__Requirements__: The exercise asks for every line of the data to be reproduced exactly.
═════ Data entries ═════
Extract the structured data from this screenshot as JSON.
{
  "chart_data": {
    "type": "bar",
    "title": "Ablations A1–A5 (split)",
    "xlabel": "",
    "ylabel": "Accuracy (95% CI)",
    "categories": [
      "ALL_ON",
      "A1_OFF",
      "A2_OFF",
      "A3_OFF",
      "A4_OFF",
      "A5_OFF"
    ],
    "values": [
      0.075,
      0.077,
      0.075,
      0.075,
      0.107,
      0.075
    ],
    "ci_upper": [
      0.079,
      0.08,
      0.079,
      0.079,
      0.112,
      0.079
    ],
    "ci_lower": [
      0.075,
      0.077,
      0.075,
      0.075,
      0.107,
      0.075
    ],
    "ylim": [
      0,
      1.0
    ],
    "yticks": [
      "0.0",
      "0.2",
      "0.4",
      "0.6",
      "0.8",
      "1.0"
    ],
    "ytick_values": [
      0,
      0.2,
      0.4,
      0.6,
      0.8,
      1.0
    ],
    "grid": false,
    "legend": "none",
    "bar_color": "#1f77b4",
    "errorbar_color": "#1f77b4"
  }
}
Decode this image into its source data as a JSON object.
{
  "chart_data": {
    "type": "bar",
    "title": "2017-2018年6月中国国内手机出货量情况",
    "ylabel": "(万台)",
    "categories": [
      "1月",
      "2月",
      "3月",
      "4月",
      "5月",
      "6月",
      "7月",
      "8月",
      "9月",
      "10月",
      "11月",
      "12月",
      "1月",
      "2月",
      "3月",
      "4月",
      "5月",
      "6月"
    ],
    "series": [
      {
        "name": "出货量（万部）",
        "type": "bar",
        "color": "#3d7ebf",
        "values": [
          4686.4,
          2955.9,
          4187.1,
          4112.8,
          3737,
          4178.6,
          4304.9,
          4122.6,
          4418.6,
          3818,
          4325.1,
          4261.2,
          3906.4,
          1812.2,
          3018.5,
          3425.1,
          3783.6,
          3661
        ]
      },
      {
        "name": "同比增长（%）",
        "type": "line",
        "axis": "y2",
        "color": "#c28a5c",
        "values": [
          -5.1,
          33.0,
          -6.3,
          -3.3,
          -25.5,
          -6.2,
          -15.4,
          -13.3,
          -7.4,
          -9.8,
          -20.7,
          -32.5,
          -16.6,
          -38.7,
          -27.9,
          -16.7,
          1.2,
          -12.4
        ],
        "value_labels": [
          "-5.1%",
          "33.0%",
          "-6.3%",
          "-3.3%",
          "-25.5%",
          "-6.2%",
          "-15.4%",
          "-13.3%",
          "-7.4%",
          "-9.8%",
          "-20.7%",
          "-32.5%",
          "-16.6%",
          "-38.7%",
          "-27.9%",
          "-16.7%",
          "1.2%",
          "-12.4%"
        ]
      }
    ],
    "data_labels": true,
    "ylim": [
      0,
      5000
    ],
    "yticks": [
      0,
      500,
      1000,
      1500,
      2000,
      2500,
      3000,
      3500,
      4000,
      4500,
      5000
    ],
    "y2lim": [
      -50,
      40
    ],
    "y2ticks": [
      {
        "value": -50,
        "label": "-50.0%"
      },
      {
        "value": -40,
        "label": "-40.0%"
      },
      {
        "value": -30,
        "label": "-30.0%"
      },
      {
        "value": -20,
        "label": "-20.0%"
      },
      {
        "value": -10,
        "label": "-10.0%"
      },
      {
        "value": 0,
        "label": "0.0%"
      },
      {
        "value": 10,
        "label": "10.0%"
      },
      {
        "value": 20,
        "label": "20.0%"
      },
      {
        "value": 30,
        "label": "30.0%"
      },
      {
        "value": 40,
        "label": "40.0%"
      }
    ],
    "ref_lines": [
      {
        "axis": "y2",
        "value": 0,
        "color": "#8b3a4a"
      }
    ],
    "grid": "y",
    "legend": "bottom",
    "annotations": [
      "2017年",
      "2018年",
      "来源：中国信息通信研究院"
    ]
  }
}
═════
__Solution below__:
Extract the structured data from this screenshot as JSON.
{
  "chart_data": {
    "type": "bar",
    "title": "Ablations A1–A5 (split)",
    "xlabel": "",
    "ylabel": "Accuracy (95% CI)",
    "categories": [
      "ALL_ON",
      "A1_OFF",
      "A2_OFF",
      "A3_OFF",
      "A4_OFF",
      "A5_OFF"
    ],
    "values": [
      0.075,
      0.077,
      0.075,
      0.075,
      0.107,
      0.075
    ],
    "ci_upper": [
      0.079,
      0.08,
      0.079,
      0.079,
      0.112,
      0.079
    ],
    "ci_lower": [
      0.075,
      0.077,
      0.075,
      0.075,
      0.107,
      0.075
    ],
    "ylim": [
      0,
      1.0
    ],
    "yticks": [
      "0.0",
      "0.2",
      "0.4",
      "0.6",
      "0.8",
      "1.0"
    ],
    "ytick_values": [
      0,
      0.2,
      0.4,
      0.6,
      0.8,
      1.0
    ],
    "grid": false,
    "legend": "none",
    "bar_color": "#1f77b4",
    "errorbar_color": "#1f77b4"
  }
}
Decode this image into its source data as a JSON object.
{
  "chart_data": {
    "type": "bar",
    "title": "2017-2018年6月中国国内手机出货量情况",
    "ylabel": "(万台)",
    "categories": [
      "1月",
      "2月",
      "3月",
      "4月",
      "5月",
      "6月",
      "7月",
      "8月",
      "9月",
      "10月",
      "11月",
      "12月",
      "1月",
      "2月",
      "3月",
      "4月",
      "5月",
      "6月"
    ],
    "series": [
      {
        "name": "出货量（万部）",
        "type": "bar",
        "color": "#3d7ebf",
        "values": [
          4686.4,
          2955.9,
          4187.1,
          4112.8,
          3737,
          4178.6,
          4304.9,
          4122.6,
          4418.6,
          3818,
          4325.1,
          4261.2,
          3906.4,
          1812.2,
          3018.5,
          3425.1,
          3783.6,
          3661
        ]
      },
      {
        "name": "同比增长（%）",
        "type": "line",
        "axis": "y2",
        "color": "#c28a5c",
        "values": [
          -5.1,
          33.0,
          -6.3,
          -3.3,
          -25.5,
          -6.2,
          -15.4,
          -13.3,
          -7.4,
          -9.8,
          -20.7,
          -32.5,
          -16.6,
          -38.7,
          -27.9,
          -16.7,
          1.2,
          -12.4
        ],
        "value_labels": [
          "-5.1%",
          "33.0%",
          "-6.3%",
          "-3.3%",
          "-25.5%",
          "-6.2%",
          "-15.4%",
          "-13.3%",
          "-7.4%",
          "-9.8%",
          "-20.7%",
          "-32.5%",
          "-16.6%",
          "-38.7%",
          "-27.9%",
          "-16.7%",
          "1.2%",
          "-12.4%"
        ]
      }
    ],
    "data_labels": true,
    "ylim": [
      0,
      5000
    ],
    "yticks": [
      0,
      500,
      1000,
      1500,
      2000,
      2500,
      3000,
      3500,
      4000,
      4500,
      5000
    ],
    "y2lim": [
      -50,
      40
    ],
    "y2ticks": [
      {
        "value": -50,
        "label": "-50.0%"
      },
      {
        "value": -40,
        "label": "-40.0%"
      },
      {
        "value": -30,
        "label": "-30.0%"
      },
      {
        "value": -20,
        "label": "-20.0%"
      },
      {
        "value": -10,
        "label": "-10.0%"
      },
      {
        "value": 0,
        "label": "0.0%"
      },
      {
        "value": 10,
        "label": "10.0%"
      },
      {
        "value": 20,
        "label": "20.0%"
      },
      {
        "value": 30,
        "label": "30.0%"
      },
      {
        "value": 40,
        "label": "40.0%"
      }
    ],
    "ref_lines": [
      {
        "axis": "y2",
        "value": 0,
        "color": "#8b3a4a"
      }
    ],
    "grid": "y",
    "legend": "bottom",
    "annotations": [
      "2017年",
      "2018年",
      "来源：中国信息通信研究院"
    ]
  }
}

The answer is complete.